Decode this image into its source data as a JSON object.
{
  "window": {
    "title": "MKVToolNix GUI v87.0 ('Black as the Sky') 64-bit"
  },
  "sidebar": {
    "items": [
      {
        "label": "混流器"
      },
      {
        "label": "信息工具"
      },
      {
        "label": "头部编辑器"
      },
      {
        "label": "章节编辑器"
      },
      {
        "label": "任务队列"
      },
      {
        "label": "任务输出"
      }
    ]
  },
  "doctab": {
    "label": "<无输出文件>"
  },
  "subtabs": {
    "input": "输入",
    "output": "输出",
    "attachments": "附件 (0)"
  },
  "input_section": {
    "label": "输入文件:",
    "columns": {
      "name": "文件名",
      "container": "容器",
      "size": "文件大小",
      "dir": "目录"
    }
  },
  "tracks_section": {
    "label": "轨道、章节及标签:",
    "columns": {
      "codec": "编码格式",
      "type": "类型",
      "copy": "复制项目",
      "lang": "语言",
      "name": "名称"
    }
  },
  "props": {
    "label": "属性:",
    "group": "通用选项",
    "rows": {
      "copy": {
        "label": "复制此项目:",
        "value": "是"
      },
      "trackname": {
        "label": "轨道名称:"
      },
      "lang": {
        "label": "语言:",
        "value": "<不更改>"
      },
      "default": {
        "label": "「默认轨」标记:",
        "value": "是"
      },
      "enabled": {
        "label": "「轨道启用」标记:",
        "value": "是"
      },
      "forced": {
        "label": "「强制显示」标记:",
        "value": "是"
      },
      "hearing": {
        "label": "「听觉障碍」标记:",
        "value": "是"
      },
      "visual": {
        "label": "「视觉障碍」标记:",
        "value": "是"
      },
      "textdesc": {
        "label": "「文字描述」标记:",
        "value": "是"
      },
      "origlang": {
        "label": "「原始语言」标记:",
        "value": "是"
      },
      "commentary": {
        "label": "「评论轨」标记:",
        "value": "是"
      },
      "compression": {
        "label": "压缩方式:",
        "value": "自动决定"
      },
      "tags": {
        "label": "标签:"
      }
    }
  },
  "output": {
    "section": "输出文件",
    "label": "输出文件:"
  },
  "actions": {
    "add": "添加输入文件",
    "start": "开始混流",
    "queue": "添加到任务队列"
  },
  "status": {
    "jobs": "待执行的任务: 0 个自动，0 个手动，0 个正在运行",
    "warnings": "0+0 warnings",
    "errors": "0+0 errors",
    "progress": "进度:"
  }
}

####################

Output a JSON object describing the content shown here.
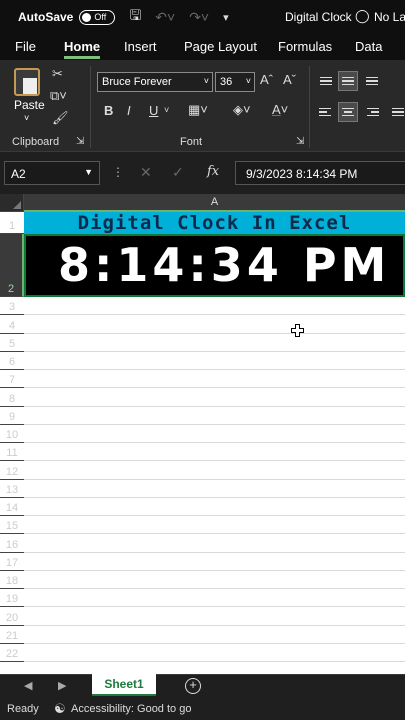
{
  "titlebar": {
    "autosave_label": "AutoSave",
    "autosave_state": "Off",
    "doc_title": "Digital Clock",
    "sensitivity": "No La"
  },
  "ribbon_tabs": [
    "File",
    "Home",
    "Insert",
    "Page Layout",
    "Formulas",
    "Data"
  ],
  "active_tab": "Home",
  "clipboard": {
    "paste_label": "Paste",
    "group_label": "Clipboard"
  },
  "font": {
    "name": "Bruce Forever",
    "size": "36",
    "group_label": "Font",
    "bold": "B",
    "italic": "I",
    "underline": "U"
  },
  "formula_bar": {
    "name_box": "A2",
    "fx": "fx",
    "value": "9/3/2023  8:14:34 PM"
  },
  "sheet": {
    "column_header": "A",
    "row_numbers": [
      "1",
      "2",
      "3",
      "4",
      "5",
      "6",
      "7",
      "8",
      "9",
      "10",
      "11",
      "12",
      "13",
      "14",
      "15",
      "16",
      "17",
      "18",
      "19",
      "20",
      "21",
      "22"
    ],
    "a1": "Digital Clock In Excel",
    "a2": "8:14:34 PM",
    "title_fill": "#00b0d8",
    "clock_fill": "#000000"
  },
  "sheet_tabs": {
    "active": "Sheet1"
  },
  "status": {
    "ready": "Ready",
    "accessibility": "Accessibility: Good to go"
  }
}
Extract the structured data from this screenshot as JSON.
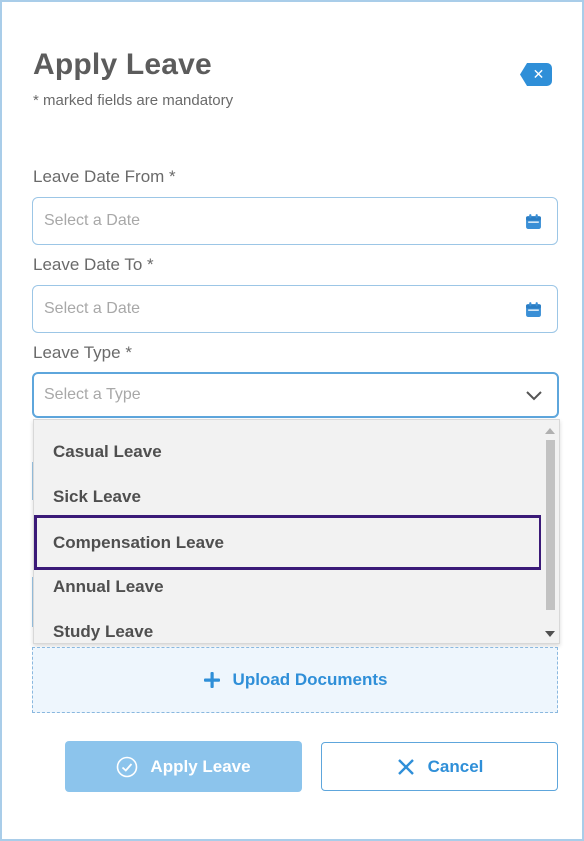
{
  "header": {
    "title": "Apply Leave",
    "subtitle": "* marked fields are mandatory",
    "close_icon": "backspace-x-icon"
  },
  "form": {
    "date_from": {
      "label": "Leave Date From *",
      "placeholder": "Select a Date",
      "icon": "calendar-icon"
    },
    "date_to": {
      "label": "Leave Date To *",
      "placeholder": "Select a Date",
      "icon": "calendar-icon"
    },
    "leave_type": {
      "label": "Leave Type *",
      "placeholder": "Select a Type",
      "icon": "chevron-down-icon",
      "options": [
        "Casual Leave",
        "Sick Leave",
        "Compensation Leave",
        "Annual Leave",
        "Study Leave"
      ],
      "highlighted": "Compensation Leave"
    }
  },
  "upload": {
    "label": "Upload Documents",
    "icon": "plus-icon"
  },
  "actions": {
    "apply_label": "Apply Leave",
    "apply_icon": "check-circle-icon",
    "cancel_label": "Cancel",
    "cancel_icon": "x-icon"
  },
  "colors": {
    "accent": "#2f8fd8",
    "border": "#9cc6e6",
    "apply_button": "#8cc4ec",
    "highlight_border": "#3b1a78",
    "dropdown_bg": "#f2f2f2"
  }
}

####################

What is needed
From the records above, work out how many lines contain the string "Digital". Give only the number.

The reply
2